Rewrite the entries below as a numbered list, leaving out any blank lines.

──────

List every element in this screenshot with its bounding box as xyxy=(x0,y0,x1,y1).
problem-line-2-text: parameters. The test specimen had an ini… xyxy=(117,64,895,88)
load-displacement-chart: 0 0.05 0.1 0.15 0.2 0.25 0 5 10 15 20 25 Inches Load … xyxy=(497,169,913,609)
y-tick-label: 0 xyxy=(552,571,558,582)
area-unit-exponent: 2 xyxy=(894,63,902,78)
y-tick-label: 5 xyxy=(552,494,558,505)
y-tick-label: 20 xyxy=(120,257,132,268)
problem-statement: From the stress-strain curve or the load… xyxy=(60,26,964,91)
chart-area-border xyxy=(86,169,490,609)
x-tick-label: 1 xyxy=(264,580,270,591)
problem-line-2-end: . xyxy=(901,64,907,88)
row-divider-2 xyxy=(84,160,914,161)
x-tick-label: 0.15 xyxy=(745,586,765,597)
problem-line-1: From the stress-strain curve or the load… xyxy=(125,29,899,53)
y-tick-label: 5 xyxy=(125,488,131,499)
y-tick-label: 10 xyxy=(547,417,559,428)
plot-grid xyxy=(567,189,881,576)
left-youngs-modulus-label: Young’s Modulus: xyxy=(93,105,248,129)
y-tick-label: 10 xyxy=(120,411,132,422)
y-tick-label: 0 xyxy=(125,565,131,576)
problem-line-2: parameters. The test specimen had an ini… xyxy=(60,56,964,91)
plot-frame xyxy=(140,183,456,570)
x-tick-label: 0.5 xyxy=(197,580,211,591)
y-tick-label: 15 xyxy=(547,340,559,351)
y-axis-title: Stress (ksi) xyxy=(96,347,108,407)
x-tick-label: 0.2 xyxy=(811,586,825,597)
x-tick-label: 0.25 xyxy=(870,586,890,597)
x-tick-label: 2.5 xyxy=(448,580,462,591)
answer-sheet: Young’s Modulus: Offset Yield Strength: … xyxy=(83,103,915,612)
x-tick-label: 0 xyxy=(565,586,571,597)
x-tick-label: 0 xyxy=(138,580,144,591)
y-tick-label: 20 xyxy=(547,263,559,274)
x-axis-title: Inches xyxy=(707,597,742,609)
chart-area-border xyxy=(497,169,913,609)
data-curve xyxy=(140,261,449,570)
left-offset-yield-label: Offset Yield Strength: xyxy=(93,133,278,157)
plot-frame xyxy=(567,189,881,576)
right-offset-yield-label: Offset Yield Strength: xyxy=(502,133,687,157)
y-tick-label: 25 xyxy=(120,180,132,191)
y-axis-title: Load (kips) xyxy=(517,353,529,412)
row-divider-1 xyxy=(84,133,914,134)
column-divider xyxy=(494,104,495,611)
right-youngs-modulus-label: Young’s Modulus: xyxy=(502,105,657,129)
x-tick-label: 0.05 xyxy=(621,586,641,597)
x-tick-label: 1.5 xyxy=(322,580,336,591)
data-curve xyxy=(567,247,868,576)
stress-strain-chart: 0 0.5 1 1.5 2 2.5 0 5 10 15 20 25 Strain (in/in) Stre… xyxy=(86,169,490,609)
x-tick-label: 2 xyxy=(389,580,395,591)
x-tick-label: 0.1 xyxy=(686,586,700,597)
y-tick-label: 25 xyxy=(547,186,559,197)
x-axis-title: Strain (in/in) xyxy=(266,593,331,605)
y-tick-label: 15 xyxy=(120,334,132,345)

──────

WRITTEN SOLUTION:
1. List every element in this screenshot with its bounding box as xyxy=(x0,y0,x1,y1).
2. problem-line-2-text: parameters. The test specimen had an ini… xyxy=(117,64,895,88)
3. load-displacement-chart: 0 0.05 0.1 0.15 0.2 0.25 0 5 10 15 20 25 Inches Load … xyxy=(497,169,913,609)
4. y-tick-label: 0 xyxy=(552,571,558,582)
5. area-unit-exponent: 2 xyxy=(894,63,902,78)
6. y-tick-label: 5 xyxy=(552,494,558,505)
7. y-tick-label: 20 xyxy=(120,257,132,268)
8. problem-statement: From the stress-strain curve or the load… xyxy=(60,26,964,91)
9. chart-area-border xyxy=(86,169,490,609)
10. x-tick-label: 1 xyxy=(264,580,270,591)
11. problem-line-2-end: . xyxy=(901,64,907,88)
12. row-divider-2 xyxy=(84,160,914,161)
13. x-tick-label: 0.15 xyxy=(745,586,765,597)
14. problem-line-1: From the stress-strain curve or the load… xyxy=(125,29,899,53)
15. y-tick-label: 5 xyxy=(125,488,131,499)
16. y-tick-label: 10 xyxy=(547,417,559,428)
17. plot-grid xyxy=(567,189,881,576)
18. left-youngs-modulus-label: Young’s Modulus: xyxy=(93,105,248,129)
19. y-tick-label: 10 xyxy=(120,411,132,422)
20. y-tick-label: 0 xyxy=(125,565,131,576)
21. problem-line-2: parameters. The test specimen had an ini… xyxy=(60,56,964,91)
22. plot-frame xyxy=(140,183,456,570)
23. x-tick-label: 0.5 xyxy=(197,580,211,591)
24. y-tick-label: 15 xyxy=(547,340,559,351)
25. y-axis-title: Stress (ksi) xyxy=(96,347,108,407)
26. x-tick-label: 0.2 xyxy=(811,586,825,597)
27. x-tick-label: 0.25 xyxy=(870,586,890,597)
28. x-tick-label: 2.5 xyxy=(448,580,462,591)
29. answer-sheet: Young’s Modulus: Offset Yield Strength: … xyxy=(83,103,915,612)
30. x-tick-label: 0 xyxy=(565,586,571,597)
31. x-tick-label: 0 xyxy=(138,580,144,591)
32. y-tick-label: 20 xyxy=(547,263,559,274)
33. x-axis-title: Inches xyxy=(707,597,742,609)
34. chart-area-border xyxy=(497,169,913,609)
35. data-curve xyxy=(140,261,449,570)
36. left-offset-yield-label: Offset Yield Strength: xyxy=(93,133,278,157)
37. plot-frame xyxy=(567,189,881,576)
38. right-offset-yield-label: Offset Yield Strength: xyxy=(502,133,687,157)
39. y-tick-label: 25 xyxy=(120,180,132,191)
40. y-axis-title: Load (kips) xyxy=(517,353,529,412)
41. row-divider-1 xyxy=(84,133,914,134)
42. column-divider xyxy=(494,104,495,611)
43. right-youngs-modulus-label: Young’s Modulus: xyxy=(502,105,657,129)
44. x-tick-label: 0.05 xyxy=(621,586,641,597)
45. x-tick-label: 1.5 xyxy=(322,580,336,591)
46. data-curve xyxy=(567,247,868,576)
47. stress-strain-chart: 0 0.5 1 1.5 2 2.5 0 5 10 15 20 25 Strain (in/in) Stre… xyxy=(86,169,490,609)
48. x-tick-label: 2 xyxy=(389,580,395,591)
49. x-tick-label: 0.1 xyxy=(686,586,700,597)
50. y-tick-label: 25 xyxy=(547,186,559,197)
51. x-axis-title: Strain (in/in) xyxy=(266,593,331,605)
52. y-tick-label: 15 xyxy=(120,334,132,345)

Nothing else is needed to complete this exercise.